# Work to be completed:
Set down all of the entries word for word, omitting the images they contain.

# Stored records:

(begin)

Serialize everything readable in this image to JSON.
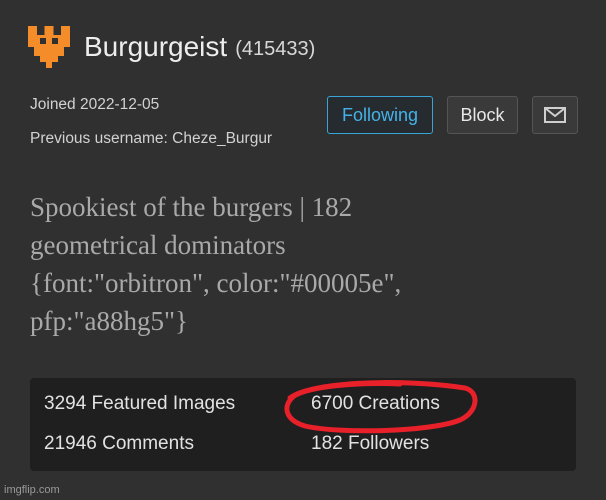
{
  "profile": {
    "username": "Burgurgeist",
    "user_id": "(415433)",
    "joined": "Joined 2022-12-05",
    "previous_username": "Previous username: Cheze_Burgur",
    "avatar_icon": "pixel-castle-icon",
    "avatar_color": "#f58c2a"
  },
  "actions": {
    "following_label": "Following",
    "block_label": "Block",
    "message_icon": "envelope-icon",
    "accent_color": "#44b2e8"
  },
  "bio": {
    "line1": "Spookiest of the burgers | 182",
    "line2": "geometrical dominators",
    "line3": "{font:\"orbitron\", color:\"#00005e\",",
    "line4": "pfp:\"a88hg5\"}"
  },
  "stats": {
    "featured_images": "3294 Featured Images",
    "creations": "6700 Creations",
    "comments": "21946 Comments",
    "followers": "182 Followers",
    "highlight_color": "#e8202a"
  },
  "watermark": "imgflip.com"
}
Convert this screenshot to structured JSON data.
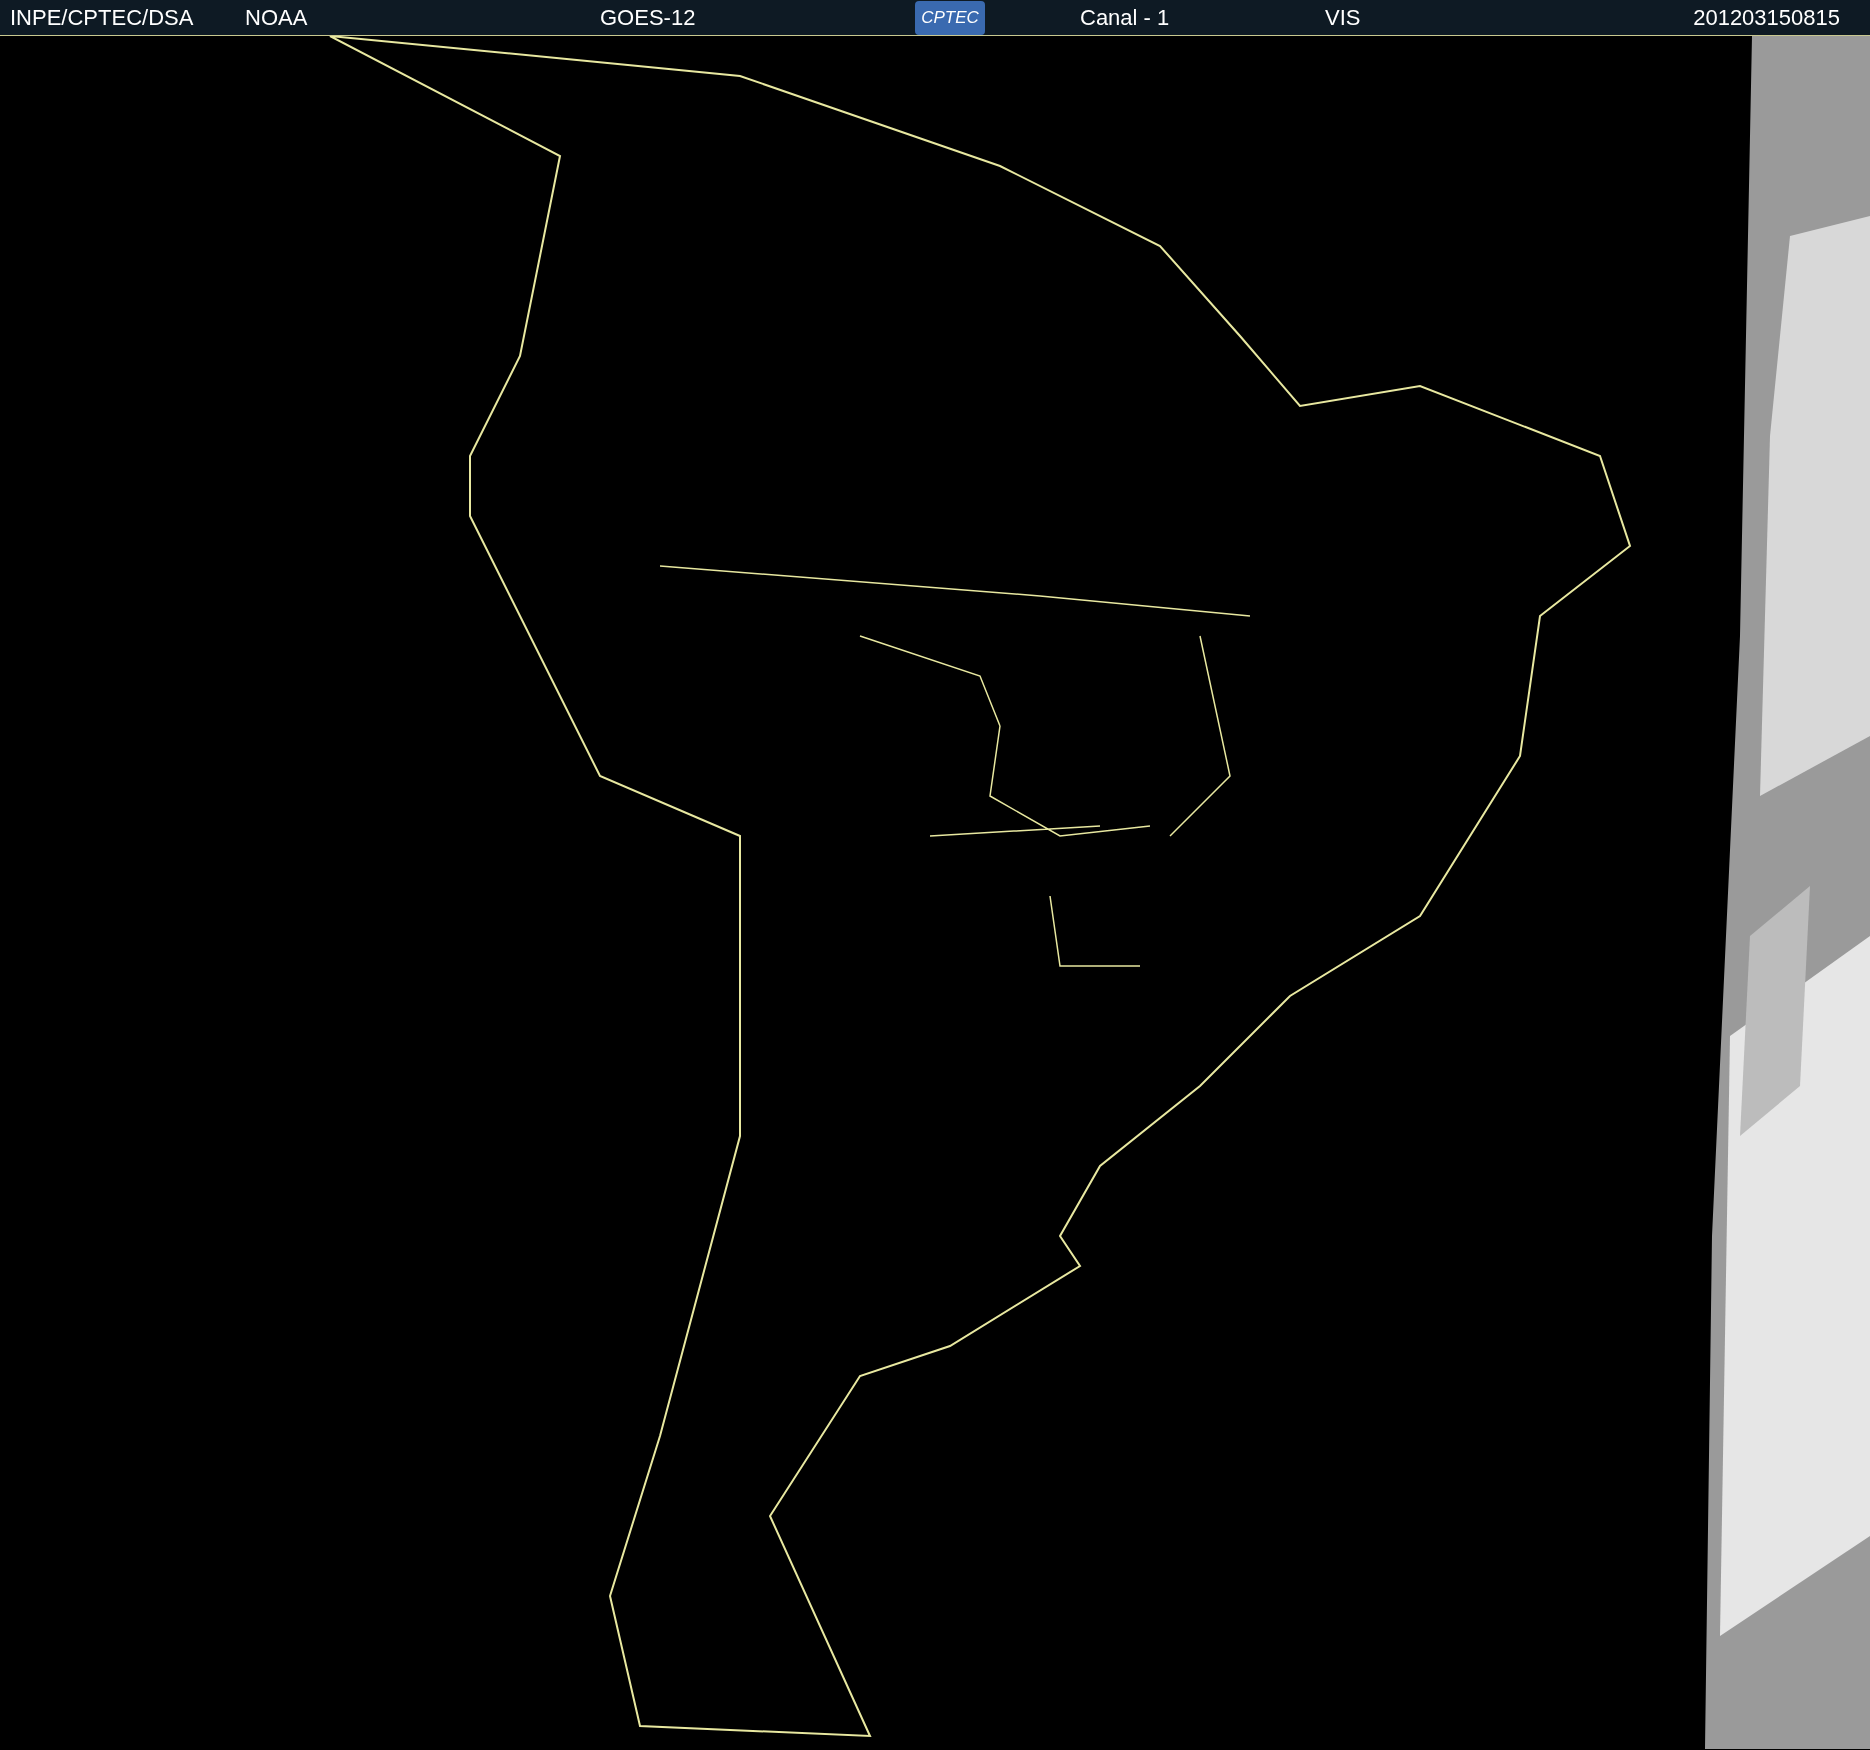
{
  "header": {
    "source": "INPE/CPTEC/DSA",
    "agency": "NOAA",
    "satellite": "GOES-12",
    "logo": "CPTEC",
    "channel": "Canal - 1",
    "band": "VIS",
    "timestamp": "201203150815"
  }
}
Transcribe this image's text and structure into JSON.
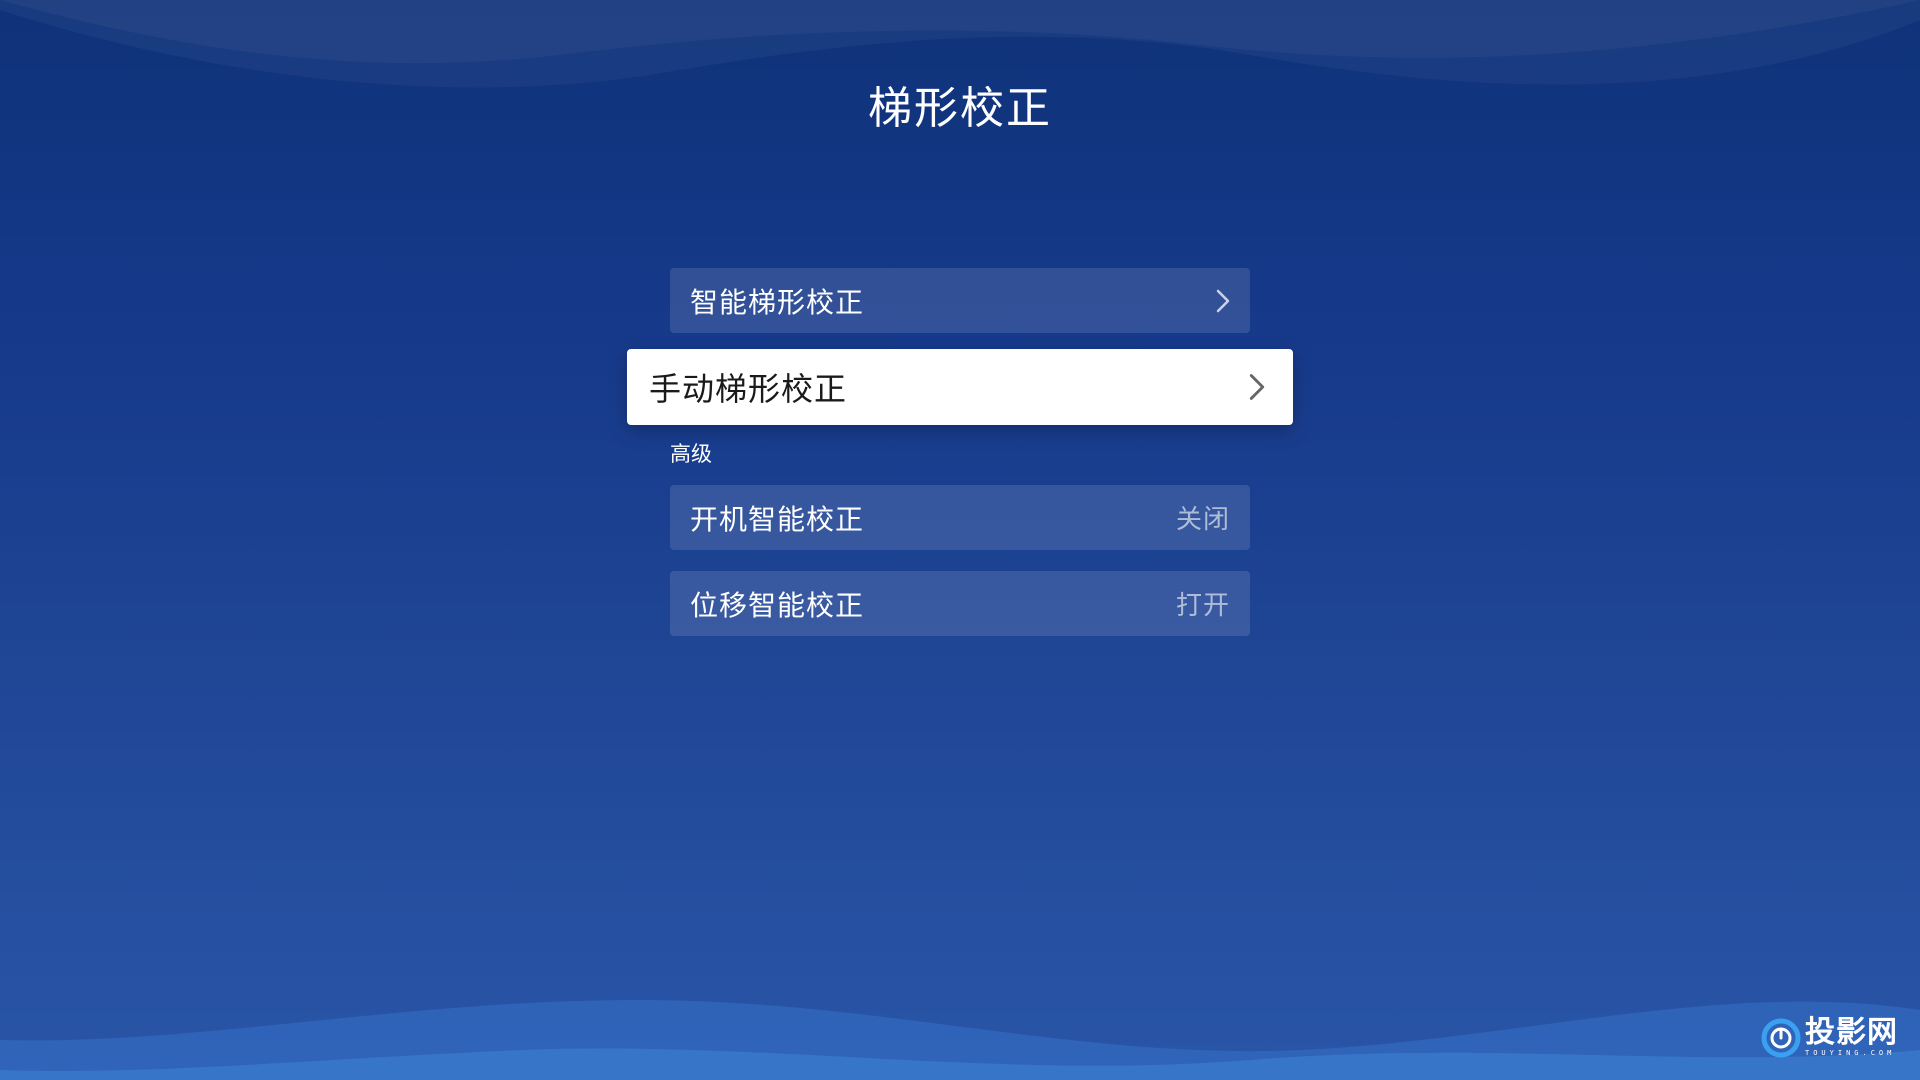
{
  "title": "梯形校正",
  "menu": [
    {
      "label": "智能梯形校正",
      "icon": "chevron-right-icon"
    },
    {
      "label": "手动梯形校正",
      "icon": "chevron-right-icon",
      "focused": true
    }
  ],
  "advanced": {
    "header": "高级",
    "items": [
      {
        "label": "开机智能校正",
        "value": "关闭"
      },
      {
        "label": "位移智能校正",
        "value": "打开"
      }
    ]
  },
  "watermark": {
    "name": "投影网",
    "domain": "TOUYING.COM",
    "icon": "touying-logo-icon"
  },
  "colors": {
    "background_top": "#0f3279",
    "background_bottom": "#2a56a8",
    "focused_item_bg": "#ffffff",
    "focused_text": "#1a1a1a",
    "value_text": "rgba(255,255,255,0.6)"
  }
}
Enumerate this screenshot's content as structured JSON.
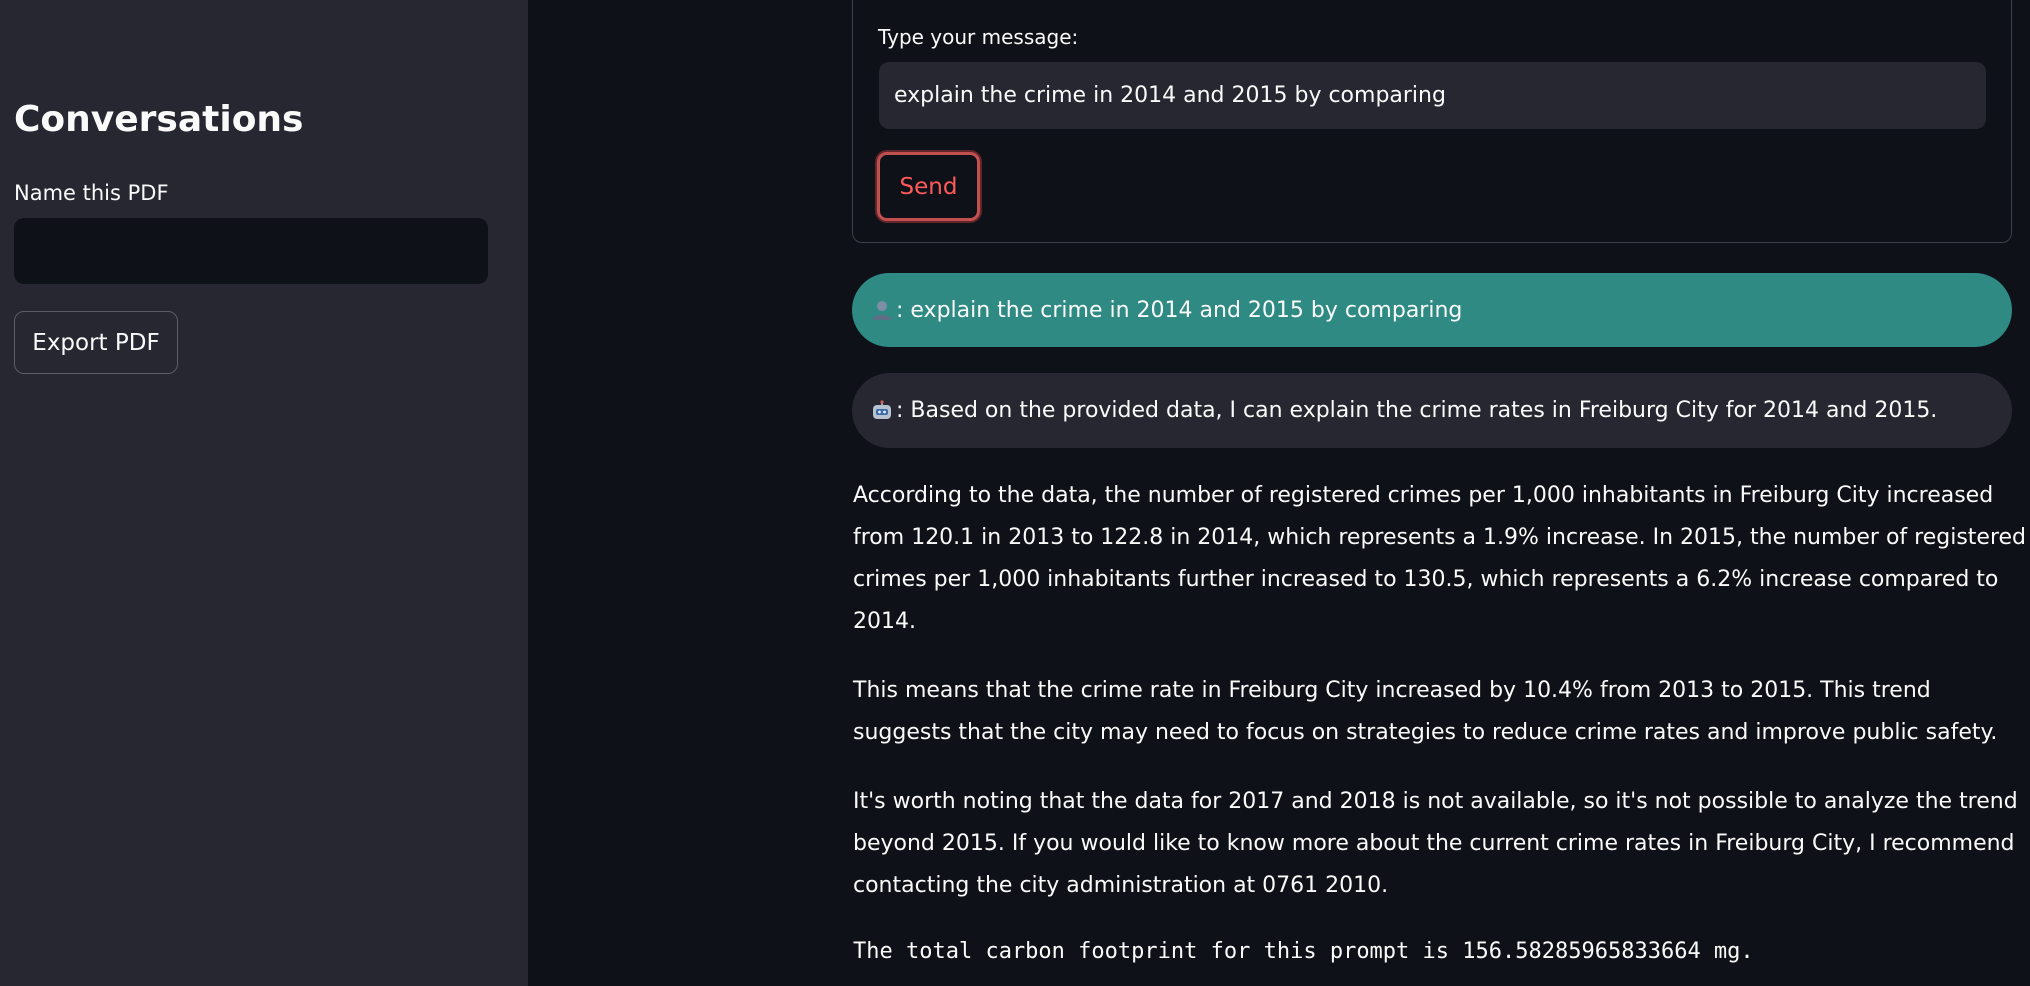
{
  "sidebar": {
    "title": "Conversations",
    "name_label": "Name this PDF",
    "name_value": "",
    "export_label": "Export PDF"
  },
  "form": {
    "label": "Type your message:",
    "input_value": "explain the crime in 2014 and 2015 by comparing",
    "send_label": "Send"
  },
  "chat": {
    "user_icon": "user-avatar-icon",
    "user_message": ": explain the crime in 2014 and 2015 by comparing",
    "bot_icon": "robot-icon",
    "bot_message": ": Based on the provided data, I can explain the crime rates in Freiburg City for 2014 and 2015."
  },
  "response": {
    "paragraphs": [
      "According to the data, the number of registered crimes per 1,000 inhabitants in Freiburg City increased from 120.1 in 2013 to 122.8 in 2014, which represents a 1.9% increase. In 2015, the number of registered crimes per 1,000 inhabitants further increased to 130.5, which represents a 6.2% increase compared to 2014.",
      "This means that the crime rate in Freiburg City increased by 10.4% from 2013 to 2015. This trend suggests that the city may need to focus on strategies to reduce crime rates and improve public safety.",
      "It's worth noting that the data for 2017 and 2018 is not available, so it's not possible to analyze the trend beyond 2015. If you would like to know more about the current crime rates in Freiburg City, I recommend contacting the city administration at 0761 2010."
    ],
    "carbon": "The total carbon footprint for this prompt is 156.58285965833664 mg."
  },
  "colors": {
    "sidebar_bg": "#262730",
    "main_bg": "#0e1117",
    "user_bubble": "#2e8a83",
    "bot_bubble": "#262730",
    "send_accent": "#ff4b4b"
  }
}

(end)

# Exercise answer:
Serialize everything readable in this image to JSON.
{
  "profile": {
    "username": "Burgurgeist",
    "user_id": "(415433)",
    "joined": "Joined 2022-12-05",
    "previous_username": "Previous username: Cheze_Burgur",
    "avatar_icon": "pixel-castle-icon",
    "avatar_color": "#f58c2a"
  },
  "actions": {
    "following_label": "Following",
    "block_label": "Block",
    "message_icon": "envelope-icon",
    "accent_color": "#44b2e8"
  },
  "bio": {
    "line1": "Spookiest of the burgers | 182",
    "line2": "geometrical dominators",
    "line3": "{font:\"orbitron\", color:\"#00005e\",",
    "line4": "pfp:\"a88hg5\"}"
  },
  "stats": {
    "featured_images": "3294 Featured Images",
    "creations": "6700 Creations",
    "comments": "21946 Comments",
    "followers": "182 Followers",
    "highlight_color": "#e8202a"
  },
  "watermark": "imgflip.com"
}
Convert this screenshot to structured JSON data.
{
  "header": {
    "source": "INPE/CPTEC/DSA",
    "agency": "NOAA",
    "satellite": "GOES-12",
    "logo": "CPTEC",
    "channel": "Canal - 1",
    "band": "VIS",
    "timestamp": "201203150815"
  }
}
Transcribe this image's text and structure into JSON.
{
  "title": "梯形校正",
  "menu": [
    {
      "label": "智能梯形校正",
      "icon": "chevron-right-icon"
    },
    {
      "label": "手动梯形校正",
      "icon": "chevron-right-icon",
      "focused": true
    }
  ],
  "advanced": {
    "header": "高级",
    "items": [
      {
        "label": "开机智能校正",
        "value": "关闭"
      },
      {
        "label": "位移智能校正",
        "value": "打开"
      }
    ]
  },
  "watermark": {
    "name": "投影网",
    "domain": "TOUYING.COM",
    "icon": "touying-logo-icon"
  },
  "colors": {
    "background_top": "#0f3279",
    "background_bottom": "#2a56a8",
    "focused_item_bg": "#ffffff",
    "focused_text": "#1a1a1a",
    "value_text": "rgba(255,255,255,0.6)"
  }
}
Enumerate this screenshot's content as structured JSON.
{
  "sidebar": {
    "title": "Conversations",
    "name_label": "Name this PDF",
    "name_value": "",
    "export_label": "Export PDF"
  },
  "form": {
    "label": "Type your message:",
    "input_value": "explain the crime in 2014 and 2015 by comparing",
    "send_label": "Send"
  },
  "chat": {
    "user_icon": "user-avatar-icon",
    "user_message": ": explain the crime in 2014 and 2015 by comparing",
    "bot_icon": "robot-icon",
    "bot_message": ": Based on the provided data, I can explain the crime rates in Freiburg City for 2014 and 2015."
  },
  "response": {
    "paragraphs": [
      "According to the data, the number of registered crimes per 1,000 inhabitants in Freiburg City increased from 120.1 in 2013 to 122.8 in 2014, which represents a 1.9% increase. In 2015, the number of registered crimes per 1,000 inhabitants further increased to 130.5, which represents a 6.2% increase compared to 2014.",
      "This means that the crime rate in Freiburg City increased by 10.4% from 2013 to 2015. This trend suggests that the city may need to focus on strategies to reduce crime rates and improve public safety.",
      "It's worth noting that the data for 2017 and 2018 is not available, so it's not possible to analyze the trend beyond 2015. If you would like to know more about the current crime rates in Freiburg City, I recommend contacting the city administration at 0761 2010."
    ],
    "carbon": "The total carbon footprint for this prompt is 156.58285965833664 mg."
  },
  "colors": {
    "sidebar_bg": "#262730",
    "main_bg": "#0e1117",
    "user_bubble": "#2e8a83",
    "bot_bubble": "#262730",
    "send_accent": "#ff4b4b"
  }
}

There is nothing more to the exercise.